EXERCISE DETAILS:
Your task is to transcribe all the entries exactly, excluding pictures.

RECORDS TO USE:
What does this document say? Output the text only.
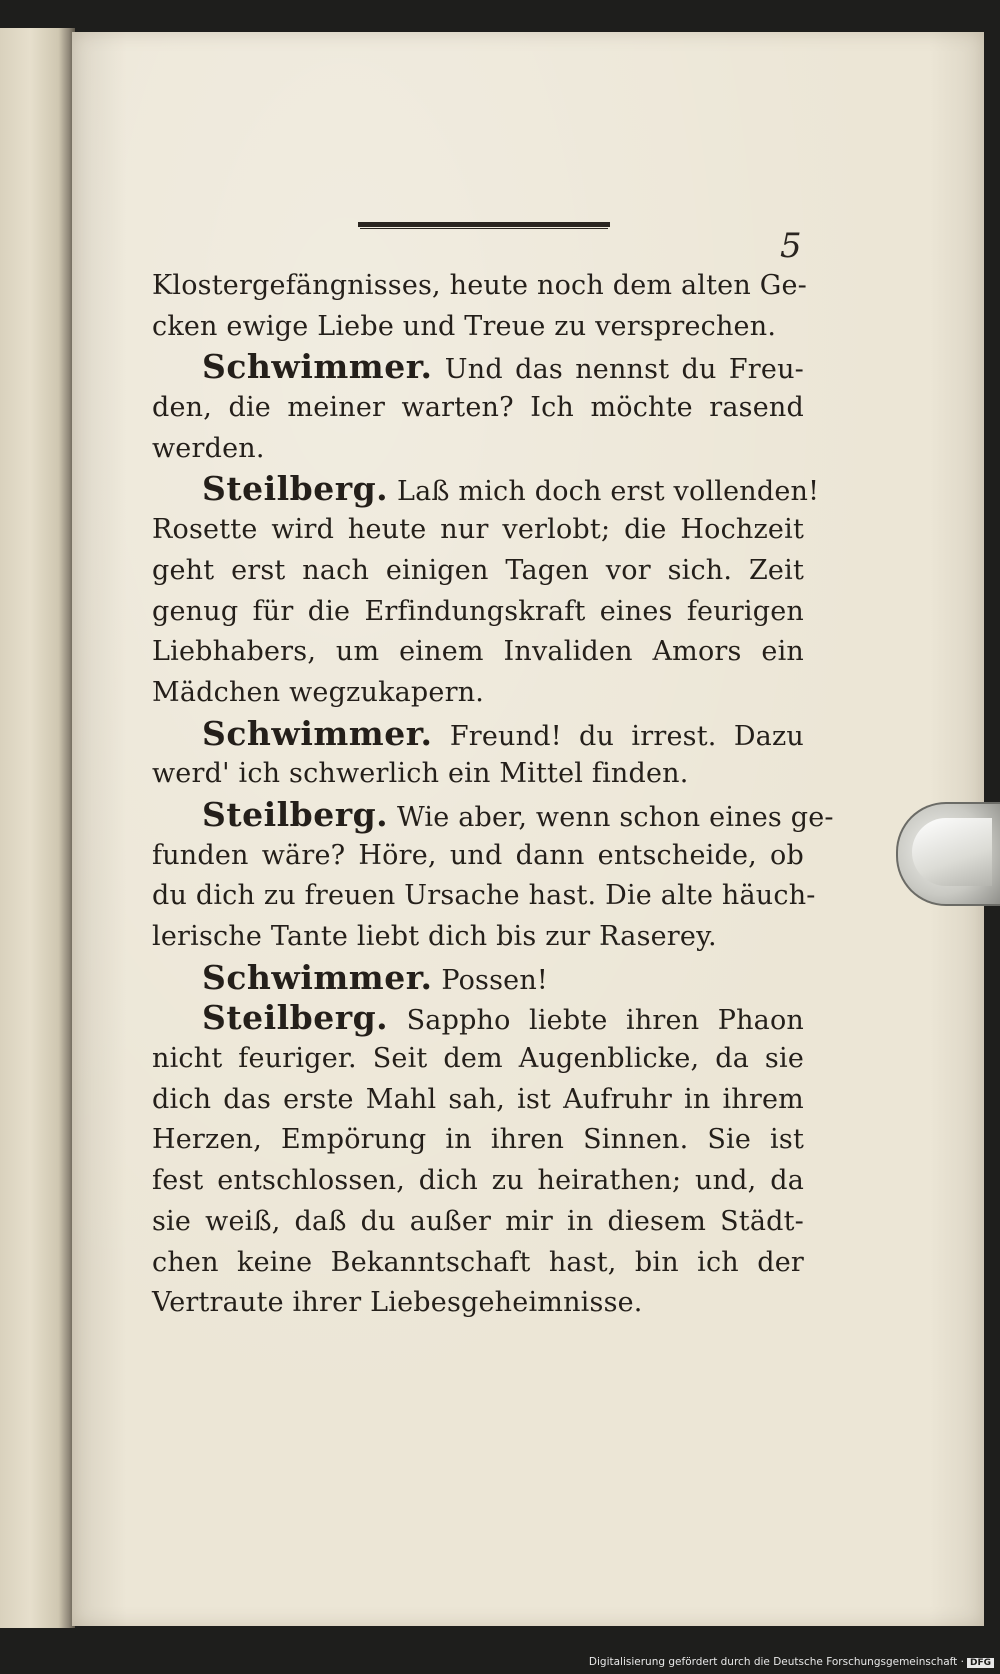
5
Klostergefängnisses, heute noch dem alten Ge-
cken ewige Liebe und Treue zu versprechen.
Schwimmer. Und das nennst du Freu-
den, die meiner warten? Ich möchte rasend
werden.
Steilberg. Laß mich doch erst vollenden!
Rosette wird heute nur verlobt; die Hochzeit
geht erst nach einigen Tagen vor sich. Zeit
genug für die Erfindungskraft eines feurigen
Liebhabers, um einem Invaliden Amors ein
Mädchen wegzukapern.
Schwimmer. Freund! du irrest. Dazu
werd' ich schwerlich ein Mittel finden.
Steilberg. Wie aber, wenn schon eines ge-
funden wäre? Höre, und dann entscheide, ob
du dich zu freuen Ursache hast. Die alte häuch-
lerische Tante liebt dich bis zur Raserey.
Schwimmer. Possen!
Steilberg. Sappho liebte ihren Phaon
nicht feuriger. Seit dem Augenblicke, da sie
dich das erste Mahl sah, ist Aufruhr in ihrem
Herzen, Empörung in ihren Sinnen. Sie ist
fest entschlossen, dich zu heirathen; und, da
sie weiß, daß du außer mir in diesem Städt-
chen keine Bekanntschaft hast, bin ich der
Vertraute ihrer Liebesgeheimnisse.
Digitalisierung gefördert durch die Deutsche Forschungsgemeinschaft · DFG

THE RESPONSE:
What does this document say? Output the text only.
5
Klostergefängnisses, heute noch dem alten Ge-
cken ewige Liebe und Treue zu versprechen.
Schwimmer. Und das nennst du Freu-
den, die meiner warten? Ich möchte rasend
werden.
Steilberg. Laß mich doch erst vollenden!
Rosette wird heute nur verlobt; die Hochzeit
geht erst nach einigen Tagen vor sich. Zeit
genug für die Erfindungskraft eines feurigen
Liebhabers, um einem Invaliden Amors ein
Mädchen wegzukapern.
Schwimmer. Freund! du irrest. Dazu
werd' ich schwerlich ein Mittel finden.
Steilberg. Wie aber, wenn schon eines ge-
funden wäre? Höre, und dann entscheide, ob
du dich zu freuen Ursache hast. Die alte häuch-
lerische Tante liebt dich bis zur Raserey.
Schwimmer. Possen!
Steilberg. Sappho liebte ihren Phaon
nicht feuriger. Seit dem Augenblicke, da sie
dich das erste Mahl sah, ist Aufruhr in ihrem
Herzen, Empörung in ihren Sinnen. Sie ist
fest entschlossen, dich zu heirathen; und, da
sie weiß, daß du außer mir in diesem Städt-
chen keine Bekanntschaft hast, bin ich der
Vertraute ihrer Liebesgeheimnisse.
Digitalisierung gefördert durch die Deutsche Forschungsgemeinschaft · DFG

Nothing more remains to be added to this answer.